## What you will do
Quote the full listing word for word.

## Recorded information
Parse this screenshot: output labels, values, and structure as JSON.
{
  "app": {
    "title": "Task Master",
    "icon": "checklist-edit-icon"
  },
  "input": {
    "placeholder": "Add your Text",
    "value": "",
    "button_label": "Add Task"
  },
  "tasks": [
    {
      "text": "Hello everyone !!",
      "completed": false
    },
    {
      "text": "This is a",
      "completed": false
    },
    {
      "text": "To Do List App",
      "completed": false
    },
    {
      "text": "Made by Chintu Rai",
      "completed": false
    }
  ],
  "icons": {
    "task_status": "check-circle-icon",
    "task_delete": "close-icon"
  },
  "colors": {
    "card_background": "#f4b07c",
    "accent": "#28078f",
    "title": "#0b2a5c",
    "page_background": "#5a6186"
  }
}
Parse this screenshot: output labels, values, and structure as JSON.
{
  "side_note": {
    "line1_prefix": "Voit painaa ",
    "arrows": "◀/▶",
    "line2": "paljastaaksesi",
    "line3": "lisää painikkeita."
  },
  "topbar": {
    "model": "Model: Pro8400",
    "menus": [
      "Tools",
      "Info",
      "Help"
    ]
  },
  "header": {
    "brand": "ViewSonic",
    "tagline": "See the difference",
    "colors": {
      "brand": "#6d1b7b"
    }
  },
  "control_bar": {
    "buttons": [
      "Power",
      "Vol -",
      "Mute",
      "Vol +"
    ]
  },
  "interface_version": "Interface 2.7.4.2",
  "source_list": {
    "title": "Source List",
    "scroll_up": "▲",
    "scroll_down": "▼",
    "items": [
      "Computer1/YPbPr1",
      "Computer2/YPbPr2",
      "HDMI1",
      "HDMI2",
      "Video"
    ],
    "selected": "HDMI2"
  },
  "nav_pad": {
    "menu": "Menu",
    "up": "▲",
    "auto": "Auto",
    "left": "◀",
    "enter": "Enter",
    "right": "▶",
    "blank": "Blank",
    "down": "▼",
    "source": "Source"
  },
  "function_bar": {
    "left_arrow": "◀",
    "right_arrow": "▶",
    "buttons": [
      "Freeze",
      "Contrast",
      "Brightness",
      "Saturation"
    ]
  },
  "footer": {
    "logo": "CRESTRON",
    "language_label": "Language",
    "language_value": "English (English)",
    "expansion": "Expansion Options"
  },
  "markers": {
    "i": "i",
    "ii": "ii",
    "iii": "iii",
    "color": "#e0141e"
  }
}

## Solution for this task
Parse this screenshot: output labels, values, and structure as JSON.
{
  "app": {
    "title": "Task Master",
    "icon": "checklist-edit-icon"
  },
  "input": {
    "placeholder": "Add your Text",
    "value": "",
    "button_label": "Add Task"
  },
  "tasks": [
    {
      "text": "Hello everyone !!",
      "completed": false
    },
    {
      "text": "This is a",
      "completed": false
    },
    {
      "text": "To Do List App",
      "completed": false
    },
    {
      "text": "Made by Chintu Rai",
      "completed": false
    }
  ],
  "icons": {
    "task_status": "check-circle-icon",
    "task_delete": "close-icon"
  },
  "colors": {
    "card_background": "#f4b07c",
    "accent": "#28078f",
    "title": "#0b2a5c",
    "page_background": "#5a6186"
  }
}
Parse this screenshot: output labels, values, and structure as JSON.
{
  "side_note": {
    "line1_prefix": "Voit painaa ",
    "arrows": "◀/▶",
    "line2": "paljastaaksesi",
    "line3": "lisää painikkeita."
  },
  "topbar": {
    "model": "Model: Pro8400",
    "menus": [
      "Tools",
      "Info",
      "Help"
    ]
  },
  "header": {
    "brand": "ViewSonic",
    "tagline": "See the difference",
    "colors": {
      "brand": "#6d1b7b"
    }
  },
  "control_bar": {
    "buttons": [
      "Power",
      "Vol -",
      "Mute",
      "Vol +"
    ]
  },
  "interface_version": "Interface 2.7.4.2",
  "source_list": {
    "title": "Source List",
    "scroll_up": "▲",
    "scroll_down": "▼",
    "items": [
      "Computer1/YPbPr1",
      "Computer2/YPbPr2",
      "HDMI1",
      "HDMI2",
      "Video"
    ],
    "selected": "HDMI2"
  },
  "nav_pad": {
    "menu": "Menu",
    "up": "▲",
    "auto": "Auto",
    "left": "◀",
    "enter": "Enter",
    "right": "▶",
    "blank": "Blank",
    "down": "▼",
    "source": "Source"
  },
  "function_bar": {
    "left_arrow": "◀",
    "right_arrow": "▶",
    "buttons": [
      "Freeze",
      "Contrast",
      "Brightness",
      "Saturation"
    ]
  },
  "footer": {
    "logo": "CRESTRON",
    "language_label": "Language",
    "language_value": "English (English)",
    "expansion": "Expansion Options"
  },
  "markers": {
    "i": "i",
    "ii": "ii",
    "iii": "iii",
    "color": "#e0141e"
  }
}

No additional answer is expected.